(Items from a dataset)
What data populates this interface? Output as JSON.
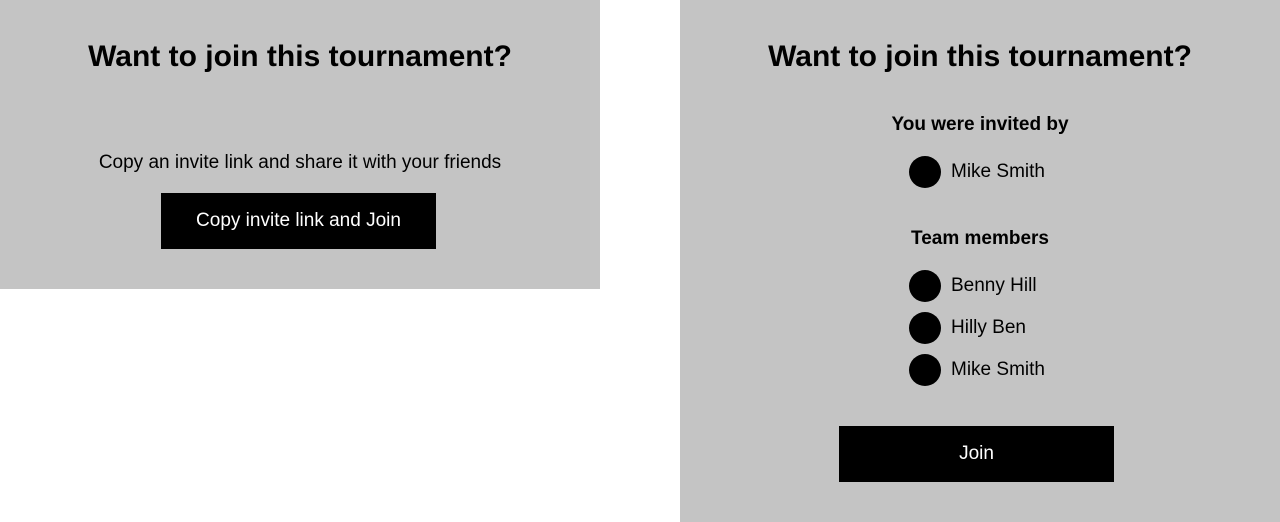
{
  "left_panel": {
    "title": "Want to join this tournament?",
    "invite_text": "Copy an invite link and share it with your friends",
    "copy_button_label": "Copy invite link and Join"
  },
  "right_panel": {
    "title": "Want to join this tournament?",
    "invited_by_label": "You were invited by",
    "inviter": {
      "name": "Mike Smith"
    },
    "team_members_label": "Team members",
    "team_members": [
      {
        "name": "Benny Hill"
      },
      {
        "name": "Hilly Ben"
      },
      {
        "name": "Mike Smith"
      }
    ],
    "join_button_label": "Join"
  },
  "colors": {
    "panel_background": "#c4c4c4",
    "button_background": "#000000",
    "button_text": "#ffffff",
    "avatar": "#000000"
  }
}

▸ EXERCISE INSTRUCTIONS: Without the pictures, restate all of the entries above verbatim.

▸ ANSWER TO THIS TASK:
What data populates this interface? Output as JSON.
{
  "left_panel": {
    "title": "Want to join this tournament?",
    "invite_text": "Copy an invite link and share it with your friends",
    "copy_button_label": "Copy invite link and Join"
  },
  "right_panel": {
    "title": "Want to join this tournament?",
    "invited_by_label": "You were invited by",
    "inviter": {
      "name": "Mike Smith"
    },
    "team_members_label": "Team members",
    "team_members": [
      {
        "name": "Benny Hill"
      },
      {
        "name": "Hilly Ben"
      },
      {
        "name": "Mike Smith"
      }
    ],
    "join_button_label": "Join"
  },
  "colors": {
    "panel_background": "#c4c4c4",
    "button_background": "#000000",
    "button_text": "#ffffff",
    "avatar": "#000000"
  }
}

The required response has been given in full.